— START OF Data shown —
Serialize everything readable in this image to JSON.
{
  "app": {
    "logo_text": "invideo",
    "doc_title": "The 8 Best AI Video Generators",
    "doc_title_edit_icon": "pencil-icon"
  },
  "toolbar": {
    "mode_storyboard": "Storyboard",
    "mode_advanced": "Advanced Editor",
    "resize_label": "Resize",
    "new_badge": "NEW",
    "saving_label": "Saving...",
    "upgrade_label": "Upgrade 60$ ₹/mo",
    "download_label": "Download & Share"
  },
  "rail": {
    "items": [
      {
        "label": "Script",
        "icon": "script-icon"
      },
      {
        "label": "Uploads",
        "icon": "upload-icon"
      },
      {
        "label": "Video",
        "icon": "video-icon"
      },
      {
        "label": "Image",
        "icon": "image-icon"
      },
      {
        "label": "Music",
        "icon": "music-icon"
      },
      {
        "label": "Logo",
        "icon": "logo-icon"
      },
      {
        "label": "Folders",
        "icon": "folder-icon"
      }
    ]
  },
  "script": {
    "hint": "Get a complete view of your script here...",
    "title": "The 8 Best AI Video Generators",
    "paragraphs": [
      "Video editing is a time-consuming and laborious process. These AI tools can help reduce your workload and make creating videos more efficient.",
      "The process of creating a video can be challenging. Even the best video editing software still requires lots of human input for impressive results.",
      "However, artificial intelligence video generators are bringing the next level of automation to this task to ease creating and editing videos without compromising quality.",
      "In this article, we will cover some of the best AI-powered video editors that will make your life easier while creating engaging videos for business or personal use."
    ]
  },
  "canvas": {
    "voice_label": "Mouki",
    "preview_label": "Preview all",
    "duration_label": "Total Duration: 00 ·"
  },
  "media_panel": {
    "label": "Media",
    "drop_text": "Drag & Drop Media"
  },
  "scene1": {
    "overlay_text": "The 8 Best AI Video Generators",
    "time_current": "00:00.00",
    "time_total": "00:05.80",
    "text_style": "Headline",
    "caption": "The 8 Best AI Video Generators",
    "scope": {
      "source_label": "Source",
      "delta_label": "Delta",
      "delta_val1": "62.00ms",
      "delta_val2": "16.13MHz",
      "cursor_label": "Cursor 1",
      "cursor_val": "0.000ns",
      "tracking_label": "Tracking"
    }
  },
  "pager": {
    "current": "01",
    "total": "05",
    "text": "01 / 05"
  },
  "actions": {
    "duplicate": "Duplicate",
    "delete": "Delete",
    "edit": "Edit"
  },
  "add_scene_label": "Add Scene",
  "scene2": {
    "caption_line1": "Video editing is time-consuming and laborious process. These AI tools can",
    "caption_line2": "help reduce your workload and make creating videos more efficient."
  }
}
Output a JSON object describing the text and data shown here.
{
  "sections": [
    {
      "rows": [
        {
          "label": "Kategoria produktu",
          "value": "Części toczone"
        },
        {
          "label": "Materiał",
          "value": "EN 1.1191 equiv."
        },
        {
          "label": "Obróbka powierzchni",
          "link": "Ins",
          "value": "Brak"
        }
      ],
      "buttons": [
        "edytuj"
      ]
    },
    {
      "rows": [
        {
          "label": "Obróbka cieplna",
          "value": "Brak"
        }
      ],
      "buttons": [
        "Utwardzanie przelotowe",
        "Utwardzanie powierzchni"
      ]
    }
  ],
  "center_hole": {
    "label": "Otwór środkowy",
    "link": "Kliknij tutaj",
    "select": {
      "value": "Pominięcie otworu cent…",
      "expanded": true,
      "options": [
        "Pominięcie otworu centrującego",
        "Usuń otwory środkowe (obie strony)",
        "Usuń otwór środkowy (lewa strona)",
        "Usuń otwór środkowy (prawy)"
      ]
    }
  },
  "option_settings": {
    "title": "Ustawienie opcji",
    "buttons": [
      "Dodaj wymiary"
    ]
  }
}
— END OF Data shown —
> _Stated goal_
Word for word, write out the data.

> _The reply_
Serialize everything readable in this image to JSON.
{
  "app": {
    "logo_text": "invideo",
    "doc_title": "The 8 Best AI Video Generators",
    "doc_title_edit_icon": "pencil-icon"
  },
  "toolbar": {
    "mode_storyboard": "Storyboard",
    "mode_advanced": "Advanced Editor",
    "resize_label": "Resize",
    "new_badge": "NEW",
    "saving_label": "Saving...",
    "upgrade_label": "Upgrade 60$ ₹/mo",
    "download_label": "Download & Share"
  },
  "rail": {
    "items": [
      {
        "label": "Script",
        "icon": "script-icon"
      },
      {
        "label": "Uploads",
        "icon": "upload-icon"
      },
      {
        "label": "Video",
        "icon": "video-icon"
      },
      {
        "label": "Image",
        "icon": "image-icon"
      },
      {
        "label": "Music",
        "icon": "music-icon"
      },
      {
        "label": "Logo",
        "icon": "logo-icon"
      },
      {
        "label": "Folders",
        "icon": "folder-icon"
      }
    ]
  },
  "script": {
    "hint": "Get a complete view of your script here...",
    "title": "The 8 Best AI Video Generators",
    "paragraphs": [
      "Video editing is a time-consuming and laborious process. These AI tools can help reduce your workload and make creating videos more efficient.",
      "The process of creating a video can be challenging. Even the best video editing software still requires lots of human input for impressive results.",
      "However, artificial intelligence video generators are bringing the next level of automation to this task to ease creating and editing videos without compromising quality.",
      "In this article, we will cover some of the best AI-powered video editors that will make your life easier while creating engaging videos for business or personal use."
    ]
  },
  "canvas": {
    "voice_label": "Mouki",
    "preview_label": "Preview all",
    "duration_label": "Total Duration: 00 ·"
  },
  "media_panel": {
    "label": "Media",
    "drop_text": "Drag & Drop Media"
  },
  "scene1": {
    "overlay_text": "The 8 Best AI Video Generators",
    "time_current": "00:00.00",
    "time_total": "00:05.80",
    "text_style": "Headline",
    "caption": "The 8 Best AI Video Generators",
    "scope": {
      "source_label": "Source",
      "delta_label": "Delta",
      "delta_val1": "62.00ms",
      "delta_val2": "16.13MHz",
      "cursor_label": "Cursor 1",
      "cursor_val": "0.000ns",
      "tracking_label": "Tracking"
    }
  },
  "pager": {
    "current": "01",
    "total": "05",
    "text": "01 / 05"
  },
  "actions": {
    "duplicate": "Duplicate",
    "delete": "Delete",
    "edit": "Edit"
  },
  "add_scene_label": "Add Scene",
  "scene2": {
    "caption_line1": "Video editing is time-consuming and laborious process. These AI tools can",
    "caption_line2": "help reduce your workload and make creating videos more efficient."
  }
}
Output a JSON object describing the text and data shown here.
{
  "sections": [
    {
      "rows": [
        {
          "label": "Kategoria produktu",
          "value": "Części toczone"
        },
        {
          "label": "Materiał",
          "value": "EN 1.1191 equiv."
        },
        {
          "label": "Obróbka powierzchni",
          "link": "Ins",
          "value": "Brak"
        }
      ],
      "buttons": [
        "edytuj"
      ]
    },
    {
      "rows": [
        {
          "label": "Obróbka cieplna",
          "value": "Brak"
        }
      ],
      "buttons": [
        "Utwardzanie przelotowe",
        "Utwardzanie powierzchni"
      ]
    }
  ],
  "center_hole": {
    "label": "Otwór środkowy",
    "link": "Kliknij tutaj",
    "select": {
      "value": "Pominięcie otworu cent…",
      "expanded": true,
      "options": [
        "Pominięcie otworu centrującego",
        "Usuń otwory środkowe (obie strony)",
        "Usuń otwór środkowy (lewa strona)",
        "Usuń otwór środkowy (prawy)"
      ]
    }
  },
  "option_settings": {
    "title": "Ustawienie opcji",
    "buttons": [
      "Dodaj wymiary"
    ]
  }
}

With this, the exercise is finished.